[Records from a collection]
----

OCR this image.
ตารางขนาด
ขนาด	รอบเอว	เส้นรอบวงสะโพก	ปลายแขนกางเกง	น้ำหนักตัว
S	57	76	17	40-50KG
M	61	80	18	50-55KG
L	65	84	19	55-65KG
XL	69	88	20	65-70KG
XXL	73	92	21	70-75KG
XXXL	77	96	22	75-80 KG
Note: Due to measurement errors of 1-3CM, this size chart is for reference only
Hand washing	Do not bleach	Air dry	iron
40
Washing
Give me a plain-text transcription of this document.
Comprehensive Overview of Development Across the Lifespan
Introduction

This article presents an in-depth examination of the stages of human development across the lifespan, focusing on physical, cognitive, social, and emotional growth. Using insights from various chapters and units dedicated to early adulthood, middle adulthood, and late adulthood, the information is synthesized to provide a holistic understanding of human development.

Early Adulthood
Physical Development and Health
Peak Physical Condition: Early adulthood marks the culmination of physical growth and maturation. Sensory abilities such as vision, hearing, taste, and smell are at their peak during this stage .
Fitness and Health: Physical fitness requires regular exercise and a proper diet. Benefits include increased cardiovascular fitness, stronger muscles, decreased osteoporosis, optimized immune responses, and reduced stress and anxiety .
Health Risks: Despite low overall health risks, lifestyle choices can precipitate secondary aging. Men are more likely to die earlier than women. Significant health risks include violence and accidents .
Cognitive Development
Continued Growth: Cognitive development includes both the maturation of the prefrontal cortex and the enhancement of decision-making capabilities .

----

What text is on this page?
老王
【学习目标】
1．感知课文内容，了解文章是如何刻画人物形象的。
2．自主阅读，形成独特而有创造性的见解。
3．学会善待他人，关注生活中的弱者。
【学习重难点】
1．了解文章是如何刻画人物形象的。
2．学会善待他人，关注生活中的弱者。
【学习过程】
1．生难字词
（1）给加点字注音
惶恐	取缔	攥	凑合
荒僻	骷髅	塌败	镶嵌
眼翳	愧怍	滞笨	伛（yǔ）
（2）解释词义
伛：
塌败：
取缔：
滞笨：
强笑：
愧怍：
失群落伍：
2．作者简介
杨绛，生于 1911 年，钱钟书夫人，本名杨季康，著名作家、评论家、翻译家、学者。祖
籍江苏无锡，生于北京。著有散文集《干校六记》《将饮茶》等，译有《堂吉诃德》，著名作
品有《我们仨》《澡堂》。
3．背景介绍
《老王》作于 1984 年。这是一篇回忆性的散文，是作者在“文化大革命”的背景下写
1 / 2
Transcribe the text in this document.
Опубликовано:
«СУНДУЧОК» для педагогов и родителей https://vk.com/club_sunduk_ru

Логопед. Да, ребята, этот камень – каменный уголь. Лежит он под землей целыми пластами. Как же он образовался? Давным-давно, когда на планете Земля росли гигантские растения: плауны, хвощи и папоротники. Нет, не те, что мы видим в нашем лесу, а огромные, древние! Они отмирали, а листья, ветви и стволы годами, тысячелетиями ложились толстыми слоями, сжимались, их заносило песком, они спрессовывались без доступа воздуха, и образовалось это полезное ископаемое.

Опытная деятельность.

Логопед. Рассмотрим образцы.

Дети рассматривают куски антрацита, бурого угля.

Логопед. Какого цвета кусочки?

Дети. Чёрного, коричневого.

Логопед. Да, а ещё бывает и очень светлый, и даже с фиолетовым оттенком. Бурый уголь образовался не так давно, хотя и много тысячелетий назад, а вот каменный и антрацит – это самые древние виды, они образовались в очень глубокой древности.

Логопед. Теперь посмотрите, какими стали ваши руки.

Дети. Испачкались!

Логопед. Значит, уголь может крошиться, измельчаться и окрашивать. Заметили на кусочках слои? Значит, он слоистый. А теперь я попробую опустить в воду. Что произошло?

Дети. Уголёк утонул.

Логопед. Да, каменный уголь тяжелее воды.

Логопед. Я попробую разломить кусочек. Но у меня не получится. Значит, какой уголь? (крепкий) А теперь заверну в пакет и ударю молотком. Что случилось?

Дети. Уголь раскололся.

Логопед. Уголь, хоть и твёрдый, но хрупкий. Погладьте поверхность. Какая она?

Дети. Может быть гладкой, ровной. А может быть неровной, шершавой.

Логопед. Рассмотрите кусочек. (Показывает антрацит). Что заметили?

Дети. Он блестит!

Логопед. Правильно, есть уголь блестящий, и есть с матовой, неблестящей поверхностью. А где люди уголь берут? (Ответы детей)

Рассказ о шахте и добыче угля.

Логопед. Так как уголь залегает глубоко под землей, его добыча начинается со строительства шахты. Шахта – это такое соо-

----

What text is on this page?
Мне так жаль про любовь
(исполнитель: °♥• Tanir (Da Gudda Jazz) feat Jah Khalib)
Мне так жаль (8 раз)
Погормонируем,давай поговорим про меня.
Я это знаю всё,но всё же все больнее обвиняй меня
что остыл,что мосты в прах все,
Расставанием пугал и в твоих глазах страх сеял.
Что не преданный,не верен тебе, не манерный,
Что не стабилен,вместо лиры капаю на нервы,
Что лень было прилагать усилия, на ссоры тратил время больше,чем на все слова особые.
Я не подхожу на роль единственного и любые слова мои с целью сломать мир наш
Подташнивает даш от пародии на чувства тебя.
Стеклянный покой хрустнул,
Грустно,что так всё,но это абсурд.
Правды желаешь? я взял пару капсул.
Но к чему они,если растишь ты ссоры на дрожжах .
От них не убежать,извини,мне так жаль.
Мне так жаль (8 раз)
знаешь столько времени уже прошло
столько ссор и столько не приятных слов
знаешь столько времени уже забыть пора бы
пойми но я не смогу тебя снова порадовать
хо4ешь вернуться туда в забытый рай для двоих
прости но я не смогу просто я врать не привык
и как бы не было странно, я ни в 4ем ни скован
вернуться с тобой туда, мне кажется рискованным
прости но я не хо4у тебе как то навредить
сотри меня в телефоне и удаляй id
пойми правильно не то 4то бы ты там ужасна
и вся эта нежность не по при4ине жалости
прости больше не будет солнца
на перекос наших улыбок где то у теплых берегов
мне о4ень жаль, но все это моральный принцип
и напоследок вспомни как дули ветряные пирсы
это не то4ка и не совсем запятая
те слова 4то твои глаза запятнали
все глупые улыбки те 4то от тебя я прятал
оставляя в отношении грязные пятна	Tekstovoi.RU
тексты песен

----

To be done ->
Collect each line above holding the string "了解文章是如何刻画人物形象的".

Written response ->
1．感知课文内容，了解文章是如何刻画人物形象的。
1．了解文章是如何刻画人物形象的。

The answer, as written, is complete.